_WHAT THE TASK REQUIRES_. Copy every line that holds "this".
Begin DATASET RECORDS
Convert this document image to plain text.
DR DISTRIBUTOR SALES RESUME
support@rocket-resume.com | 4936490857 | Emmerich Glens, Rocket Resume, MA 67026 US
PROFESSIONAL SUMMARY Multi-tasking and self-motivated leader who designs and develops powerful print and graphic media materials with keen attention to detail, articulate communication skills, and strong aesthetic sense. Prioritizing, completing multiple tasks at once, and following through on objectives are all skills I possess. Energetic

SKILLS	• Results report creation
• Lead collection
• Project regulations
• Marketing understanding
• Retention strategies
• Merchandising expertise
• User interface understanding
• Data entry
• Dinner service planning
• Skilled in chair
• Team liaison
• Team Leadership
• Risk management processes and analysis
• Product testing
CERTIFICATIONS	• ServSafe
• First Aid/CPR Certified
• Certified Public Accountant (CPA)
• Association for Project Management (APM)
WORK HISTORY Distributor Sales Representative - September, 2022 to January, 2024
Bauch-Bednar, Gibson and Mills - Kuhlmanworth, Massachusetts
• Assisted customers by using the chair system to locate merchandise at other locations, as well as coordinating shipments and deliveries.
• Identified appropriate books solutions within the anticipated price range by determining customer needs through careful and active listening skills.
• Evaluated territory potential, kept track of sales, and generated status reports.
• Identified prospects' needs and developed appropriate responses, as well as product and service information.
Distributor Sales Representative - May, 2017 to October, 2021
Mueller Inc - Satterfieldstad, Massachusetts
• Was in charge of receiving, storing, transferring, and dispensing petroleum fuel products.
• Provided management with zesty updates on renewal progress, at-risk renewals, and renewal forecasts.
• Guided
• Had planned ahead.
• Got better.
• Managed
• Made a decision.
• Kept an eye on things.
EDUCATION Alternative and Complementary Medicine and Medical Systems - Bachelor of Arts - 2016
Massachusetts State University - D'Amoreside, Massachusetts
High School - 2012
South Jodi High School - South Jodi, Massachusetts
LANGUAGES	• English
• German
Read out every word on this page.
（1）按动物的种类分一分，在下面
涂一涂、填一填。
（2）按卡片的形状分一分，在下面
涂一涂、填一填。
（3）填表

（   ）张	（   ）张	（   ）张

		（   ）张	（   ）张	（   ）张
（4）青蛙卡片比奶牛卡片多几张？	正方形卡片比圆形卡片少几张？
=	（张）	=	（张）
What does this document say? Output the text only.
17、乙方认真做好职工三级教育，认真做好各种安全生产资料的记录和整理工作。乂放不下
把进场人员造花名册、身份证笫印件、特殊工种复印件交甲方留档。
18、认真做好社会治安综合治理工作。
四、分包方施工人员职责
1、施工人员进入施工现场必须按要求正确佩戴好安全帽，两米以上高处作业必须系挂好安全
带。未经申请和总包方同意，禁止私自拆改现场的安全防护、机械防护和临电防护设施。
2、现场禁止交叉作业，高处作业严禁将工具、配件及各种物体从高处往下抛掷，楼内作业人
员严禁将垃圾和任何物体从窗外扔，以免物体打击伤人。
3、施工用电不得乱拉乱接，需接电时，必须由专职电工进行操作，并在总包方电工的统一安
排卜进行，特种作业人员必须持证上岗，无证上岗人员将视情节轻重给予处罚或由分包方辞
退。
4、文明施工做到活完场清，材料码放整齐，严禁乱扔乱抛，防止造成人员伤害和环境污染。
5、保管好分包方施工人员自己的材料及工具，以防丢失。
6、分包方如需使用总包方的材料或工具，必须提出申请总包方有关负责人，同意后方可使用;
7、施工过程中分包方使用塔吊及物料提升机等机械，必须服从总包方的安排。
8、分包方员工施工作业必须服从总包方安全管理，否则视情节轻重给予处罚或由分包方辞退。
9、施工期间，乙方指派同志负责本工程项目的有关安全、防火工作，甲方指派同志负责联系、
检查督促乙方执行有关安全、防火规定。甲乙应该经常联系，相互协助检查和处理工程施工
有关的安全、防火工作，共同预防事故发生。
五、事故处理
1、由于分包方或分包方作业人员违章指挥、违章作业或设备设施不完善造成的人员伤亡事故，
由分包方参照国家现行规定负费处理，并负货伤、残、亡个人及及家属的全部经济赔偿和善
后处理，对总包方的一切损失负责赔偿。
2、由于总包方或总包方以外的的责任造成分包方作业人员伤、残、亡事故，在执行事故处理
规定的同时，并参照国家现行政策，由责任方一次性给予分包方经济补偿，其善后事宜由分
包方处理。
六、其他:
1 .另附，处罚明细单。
End DATASET RECORDS
_SOLVED EXERCISE_.
Convert this document image to plain text.
Read out every word on this page.
What does this document say? Output the text only.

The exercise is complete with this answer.